» The records:
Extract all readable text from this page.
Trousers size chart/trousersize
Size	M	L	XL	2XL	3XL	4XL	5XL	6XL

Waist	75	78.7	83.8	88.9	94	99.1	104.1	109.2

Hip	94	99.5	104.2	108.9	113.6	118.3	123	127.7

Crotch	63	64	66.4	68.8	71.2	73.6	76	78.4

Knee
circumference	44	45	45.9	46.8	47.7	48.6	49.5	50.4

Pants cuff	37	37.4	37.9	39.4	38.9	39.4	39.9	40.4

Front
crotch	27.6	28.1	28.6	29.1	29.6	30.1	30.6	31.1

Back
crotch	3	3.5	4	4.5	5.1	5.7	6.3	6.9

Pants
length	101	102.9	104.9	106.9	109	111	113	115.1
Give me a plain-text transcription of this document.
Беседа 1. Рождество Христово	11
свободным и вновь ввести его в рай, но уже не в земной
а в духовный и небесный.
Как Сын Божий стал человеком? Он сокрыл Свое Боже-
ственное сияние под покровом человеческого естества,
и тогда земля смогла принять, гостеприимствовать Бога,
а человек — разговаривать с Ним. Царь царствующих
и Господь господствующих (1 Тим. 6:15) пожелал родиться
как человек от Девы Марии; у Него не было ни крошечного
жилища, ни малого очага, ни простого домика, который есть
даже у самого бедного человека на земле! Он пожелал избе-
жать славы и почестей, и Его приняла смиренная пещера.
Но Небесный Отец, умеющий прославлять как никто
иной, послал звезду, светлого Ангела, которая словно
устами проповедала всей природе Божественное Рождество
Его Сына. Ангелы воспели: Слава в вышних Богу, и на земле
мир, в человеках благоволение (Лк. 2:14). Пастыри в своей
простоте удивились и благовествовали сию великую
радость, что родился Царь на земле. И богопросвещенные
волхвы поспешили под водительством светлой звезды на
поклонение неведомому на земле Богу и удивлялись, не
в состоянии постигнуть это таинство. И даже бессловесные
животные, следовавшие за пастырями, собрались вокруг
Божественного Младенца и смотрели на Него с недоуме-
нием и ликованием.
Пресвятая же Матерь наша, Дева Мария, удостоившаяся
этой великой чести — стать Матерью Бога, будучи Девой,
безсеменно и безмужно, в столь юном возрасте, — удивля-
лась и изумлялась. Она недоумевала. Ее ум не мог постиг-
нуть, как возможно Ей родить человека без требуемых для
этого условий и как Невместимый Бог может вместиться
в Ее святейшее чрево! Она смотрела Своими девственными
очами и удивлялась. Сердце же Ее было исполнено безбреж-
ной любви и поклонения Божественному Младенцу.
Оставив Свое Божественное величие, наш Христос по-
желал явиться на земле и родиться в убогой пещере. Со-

» Goal of the exercise: Every entry above needs to be quoted exactly.

» Result of this task:
Extract all readable text from this page.
Trousers size chart/trousersize
Size	M	L	XL	2XL	3XL	4XL	5XL	6XL

Waist	75	78.7	83.8	88.9	94	99.1	104.1	109.2

Hip	94	99.5	104.2	108.9	113.6	118.3	123	127.7

Crotch	63	64	66.4	68.8	71.2	73.6	76	78.4

Knee
circumference	44	45	45.9	46.8	47.7	48.6	49.5	50.4

Pants cuff	37	37.4	37.9	39.4	38.9	39.4	39.9	40.4

Front
crotch	27.6	28.1	28.6	29.1	29.6	30.1	30.6	31.1

Back
crotch	3	3.5	4	4.5	5.1	5.7	6.3	6.9

Pants
length	101	102.9	104.9	106.9	109	111	113	115.1
Give me a plain-text transcription of this document.
Беседа 1. Рождество Христово	11
свободным и вновь ввести его в рай, но уже не в земной
а в духовный и небесный.
Как Сын Божий стал человеком? Он сокрыл Свое Боже-
ственное сияние под покровом человеческого естества,
и тогда земля смогла принять, гостеприимствовать Бога,
а человек — разговаривать с Ним. Царь царствующих
и Господь господствующих (1 Тим. 6:15) пожелал родиться
как человек от Девы Марии; у Него не было ни крошечного
жилища, ни малого очага, ни простого домика, который есть
даже у самого бедного человека на земле! Он пожелал избе-
жать славы и почестей, и Его приняла смиренная пещера.
Но Небесный Отец, умеющий прославлять как никто
иной, послал звезду, светлого Ангела, которая словно
устами проповедала всей природе Божественное Рождество
Его Сына. Ангелы воспели: Слава в вышних Богу, и на земле
мир, в человеках благоволение (Лк. 2:14). Пастыри в своей
простоте удивились и благовествовали сию великую
радость, что родился Царь на земле. И богопросвещенные
волхвы поспешили под водительством светлой звезды на
поклонение неведомому на земле Богу и удивлялись, не
в состоянии постигнуть это таинство. И даже бессловесные
животные, следовавшие за пастырями, собрались вокруг
Божественного Младенца и смотрели на Него с недоуме-
нием и ликованием.
Пресвятая же Матерь наша, Дева Мария, удостоившаяся
этой великой чести — стать Матерью Бога, будучи Девой,
безсеменно и безмужно, в столь юном возрасте, — удивля-
лась и изумлялась. Она недоумевала. Ее ум не мог постиг-
нуть, как возможно Ей родить человека без требуемых для
этого условий и как Невместимый Бог может вместиться
в Ее святейшее чрево! Она смотрела Своими девственными
очами и удивлялась. Сердце же Ее было исполнено безбреж-
ной любви и поклонения Божественному Младенцу.
Оставив Свое Божественное величие, наш Христос по-
желал явиться на земле и родиться в убогой пещере. Со-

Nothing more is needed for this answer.